* **Written exercise**: Reproduce all of the data exactly.

(Stored data)
━━━━━━━━

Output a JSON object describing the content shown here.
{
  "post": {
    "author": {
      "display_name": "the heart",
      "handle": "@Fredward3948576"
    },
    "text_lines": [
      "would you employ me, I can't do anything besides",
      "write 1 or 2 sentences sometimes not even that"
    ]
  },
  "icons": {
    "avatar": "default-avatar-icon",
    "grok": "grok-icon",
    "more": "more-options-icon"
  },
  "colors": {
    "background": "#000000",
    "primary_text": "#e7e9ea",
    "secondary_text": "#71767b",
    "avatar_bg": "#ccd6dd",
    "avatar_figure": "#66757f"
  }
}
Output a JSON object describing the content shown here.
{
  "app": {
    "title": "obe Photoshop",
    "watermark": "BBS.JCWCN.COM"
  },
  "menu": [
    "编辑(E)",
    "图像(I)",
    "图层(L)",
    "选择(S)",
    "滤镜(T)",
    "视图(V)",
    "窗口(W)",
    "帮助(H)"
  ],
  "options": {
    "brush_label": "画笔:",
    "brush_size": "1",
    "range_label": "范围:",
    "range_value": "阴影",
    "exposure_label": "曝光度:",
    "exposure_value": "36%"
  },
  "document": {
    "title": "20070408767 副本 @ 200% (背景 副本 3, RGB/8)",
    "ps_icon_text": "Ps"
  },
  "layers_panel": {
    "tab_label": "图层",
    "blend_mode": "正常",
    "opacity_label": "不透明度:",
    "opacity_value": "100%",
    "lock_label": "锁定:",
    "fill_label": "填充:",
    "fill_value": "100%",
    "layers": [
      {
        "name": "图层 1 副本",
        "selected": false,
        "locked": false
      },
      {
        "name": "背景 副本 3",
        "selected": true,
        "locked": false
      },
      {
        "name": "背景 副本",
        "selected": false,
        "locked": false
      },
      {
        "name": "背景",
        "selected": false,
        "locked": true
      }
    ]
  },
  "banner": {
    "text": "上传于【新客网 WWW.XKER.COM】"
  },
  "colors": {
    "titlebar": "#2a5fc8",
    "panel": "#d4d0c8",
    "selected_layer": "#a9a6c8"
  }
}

━━━━━━━━

* **Solution for this task**:
Output a JSON object describing the content shown here.
{
  "post": {
    "author": {
      "display_name": "the heart",
      "handle": "@Fredward3948576"
    },
    "text_lines": [
      "would you employ me, I can't do anything besides",
      "write 1 or 2 sentences sometimes not even that"
    ]
  },
  "icons": {
    "avatar": "default-avatar-icon",
    "grok": "grok-icon",
    "more": "more-options-icon"
  },
  "colors": {
    "background": "#000000",
    "primary_text": "#e7e9ea",
    "secondary_text": "#71767b",
    "avatar_bg": "#ccd6dd",
    "avatar_figure": "#66757f"
  }
}
Output a JSON object describing the content shown here.
{
  "app": {
    "title": "obe Photoshop",
    "watermark": "BBS.JCWCN.COM"
  },
  "menu": [
    "编辑(E)",
    "图像(I)",
    "图层(L)",
    "选择(S)",
    "滤镜(T)",
    "视图(V)",
    "窗口(W)",
    "帮助(H)"
  ],
  "options": {
    "brush_label": "画笔:",
    "brush_size": "1",
    "range_label": "范围:",
    "range_value": "阴影",
    "exposure_label": "曝光度:",
    "exposure_value": "36%"
  },
  "document": {
    "title": "20070408767 副本 @ 200% (背景 副本 3, RGB/8)",
    "ps_icon_text": "Ps"
  },
  "layers_panel": {
    "tab_label": "图层",
    "blend_mode": "正常",
    "opacity_label": "不透明度:",
    "opacity_value": "100%",
    "lock_label": "锁定:",
    "fill_label": "填充:",
    "fill_value": "100%",
    "layers": [
      {
        "name": "图层 1 副本",
        "selected": false,
        "locked": false
      },
      {
        "name": "背景 副本 3",
        "selected": true,
        "locked": false
      },
      {
        "name": "背景 副本",
        "selected": false,
        "locked": false
      },
      {
        "name": "背景",
        "selected": false,
        "locked": true
      }
    ]
  },
  "banner": {
    "text": "上传于【新客网 WWW.XKER.COM】"
  },
  "colors": {
    "titlebar": "#2a5fc8",
    "panel": "#d4d0c8",
    "selected_layer": "#a9a6c8"
  }
}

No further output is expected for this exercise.